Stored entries

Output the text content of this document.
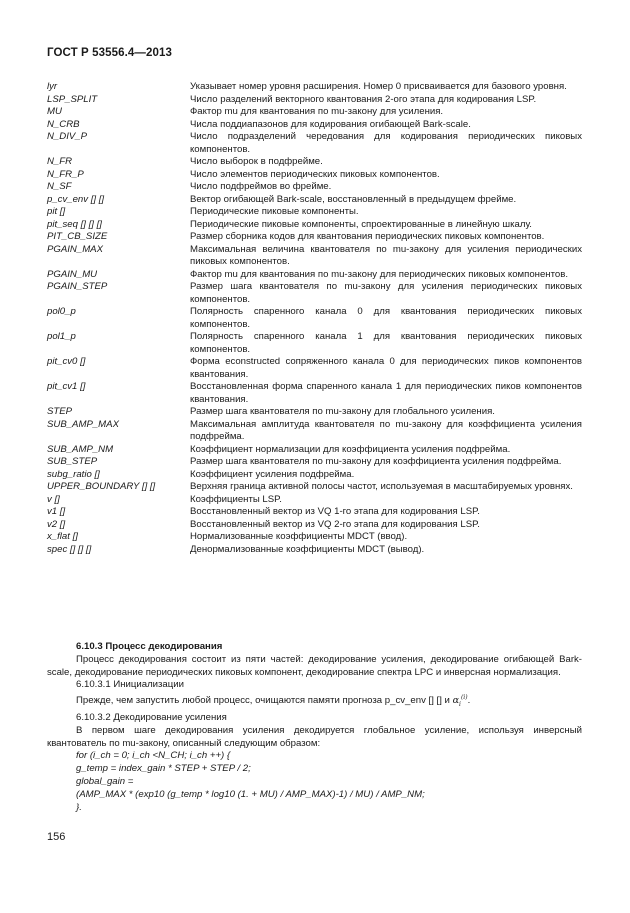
ГОСТ Р 53556.4—2013
lyr	Указывает номер уровня расширения. Номер 0 присваивается для базового уровня.
LSP_SPLIT	Число разделений векторного квантования 2-ого этапа для кодирования LSP.
MU	Фактор mu для квантования по mu-закону для усиления.
N_CRB	Числа поддиапазонов для кодирования огибающей Bark-scale.
N_DIV_P	Число подразделений чередования для кодирования периодических пиковых компонентов.
N_FR	Число выборок в подфрейме.
N_FR_P	Число элементов периодических пиковых компонентов.
N_SF	Число подфреймов во фрейме.
p_cv_env [] []	Вектор огибающей Bark-scale, восстановленный в предыдущем фрейме.
pit []	Периодические пиковые компоненты.
pit_seq [] [] []	Периодические пиковые компоненты, спроектированные в линейную шкалу.
PIT_CB_SIZE	Размер сборника кодов для квантования периодических пиковых компонентов.
PGAIN_MAX	Максимальная величина квантователя по mu-закону для усиления периодических пиковых компонентов.
PGAIN_MU	Фактор mu для квантования по mu-закону для периодических пиковых компонентов.
PGAIN_STEP	Размер шага квантователя по mu-закону для усиления периодических пиковых компонентов.
pol0_p	Полярность спаренного канала 0 для квантования периодических пиковых компонентов.
pol1_p	Полярность спаренного канала 1 для квантования периодических пиковых компонентов.
pit_cv0 []	Форма econstructed сопряженного канала 0 для периодических пиков компонентов квантования.
pit_cv1 []	Восстановленная форма спаренного канала 1 для периодических пиков компонентов квантования.
STEP	Размер шага квантователя по mu-закону для глобального усиления.
SUB_AMP_MAX	Максимальная амплитуда квантователя по mu-закону для коэффициента усиления подфрейма.
SUB_AMP_NM	Коэффициент нормализации для коэффициента усиления подфрейма.
SUB_STEP	Размер шага квантователя по mu-закону для коэффициента усиления подфрейма.
subg_ratio []	Коэффициент усиления подфрейма.
UPPER_BOUNDARY [] []	Верхняя граница активной полосы частот, используемая в масштабируемых уровнях.
v []	Коэффициенты LSP.
v1 []	Восстановленный вектор из VQ 1-го этапа для кодирования LSP.
v2 []	Восстановленный вектор из VQ 2-го этапа для кодирования LSP.
x_flat []	Нормализованные коэффициенты MDCT (ввод).
spec [] [] []	Денормализованные коэффициенты MDCT (вывод).
6.10.3 Процесс декодирования
Процесс декодирования состоит из пяти частей: декодирование усиления, декодирование огибающей Bark-scale, декодирование периодических пиковых компонент, декодирование спектра LPC и инверсная нормализация.
6.10.3.1 Инициализации
Прежде, чем запустить любой процесс, очищаются памяти прогноза p_cv_env [] [] и $\alpha_i^{(i)}$.
6.10.3.2 Декодирование усиления
В первом шаге декодирования усиления декодируется глобальное усиление, используя инверсный квантователь по mu-закону, описанный следующим образом:
for (i_ch = 0; i_ch <N_CH; i_ch ++) {
g_temp = index_gain * STEP + STEP / 2;
global_gain =
(AMP_MAX * (exp10 (g_temp * log10 (1. + MU) / AMP_MAX)-1) / MU) / AMP_NM;
}.
156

• [DIRECTIVE] Copy the material above exactly and drop the pictures.

• [SOLUTION FOR THIS TASK]
Output the text content of this document.
ГОСТ Р 53556.4—2013
lyr	Указывает номер уровня расширения. Номер 0 присваивается для базового уровня.
LSP_SPLIT	Число разделений векторного квантования 2-ого этапа для кодирования LSP.
MU	Фактор mu для квантования по mu-закону для усиления.
N_CRB	Числа поддиапазонов для кодирования огибающей Bark-scale.
N_DIV_P	Число подразделений чередования для кодирования периодических пиковых компонентов.
N_FR	Число выборок в подфрейме.
N_FR_P	Число элементов периодических пиковых компонентов.
N_SF	Число подфреймов во фрейме.
p_cv_env [] []	Вектор огибающей Bark-scale, восстановленный в предыдущем фрейме.
pit []	Периодические пиковые компоненты.
pit_seq [] [] []	Периодические пиковые компоненты, спроектированные в линейную шкалу.
PIT_CB_SIZE	Размер сборника кодов для квантования периодических пиковых компонентов.
PGAIN_MAX	Максимальная величина квантователя по mu-закону для усиления периодических пиковых компонентов.
PGAIN_MU	Фактор mu для квантования по mu-закону для периодических пиковых компонентов.
PGAIN_STEP	Размер шага квантователя по mu-закону для усиления периодических пиковых компонентов.
pol0_p	Полярность спаренного канала 0 для квантования периодических пиковых компонентов.
pol1_p	Полярность спаренного канала 1 для квантования периодических пиковых компонентов.
pit_cv0 []	Форма econstructed сопряженного канала 0 для периодических пиков компонентов квантования.
pit_cv1 []	Восстановленная форма спаренного канала 1 для периодических пиков компонентов квантования.
STEP	Размер шага квантователя по mu-закону для глобального усиления.
SUB_AMP_MAX	Максимальная амплитуда квантователя по mu-закону для коэффициента усиления подфрейма.
SUB_AMP_NM	Коэффициент нормализации для коэффициента усиления подфрейма.
SUB_STEP	Размер шага квантователя по mu-закону для коэффициента усиления подфрейма.
subg_ratio []	Коэффициент усиления подфрейма.
UPPER_BOUNDARY [] []	Верхняя граница активной полосы частот, используемая в масштабируемых уровнях.
v []	Коэффициенты LSP.
v1 []	Восстановленный вектор из VQ 1-го этапа для кодирования LSP.
v2 []	Восстановленный вектор из VQ 2-го этапа для кодирования LSP.
x_flat []	Нормализованные коэффициенты MDCT (ввод).
spec [] [] []	Денормализованные коэффициенты MDCT (вывод).
6.10.3 Процесс декодирования
Процесс декодирования состоит из пяти частей: декодирование усиления, декодирование огибающей Bark-scale, декодирование периодических пиковых компонент, декодирование спектра LPC и инверсная нормализация.
6.10.3.1 Инициализации
Прежде, чем запустить любой процесс, очищаются памяти прогноза p_cv_env [] [] и $\alpha_i^{(i)}$.
6.10.3.2 Декодирование усиления
В первом шаге декодирования усиления декодируется глобальное усиление, используя инверсный квантователь по mu-закону, описанный следующим образом:
for (i_ch = 0; i_ch <N_CH; i_ch ++) {
g_temp = index_gain * STEP + STEP / 2;
global_gain =
(AMP_MAX * (exp10 (g_temp * log10 (1. + MU) / AMP_MAX)-1) / MU) / AMP_NM;
}.
156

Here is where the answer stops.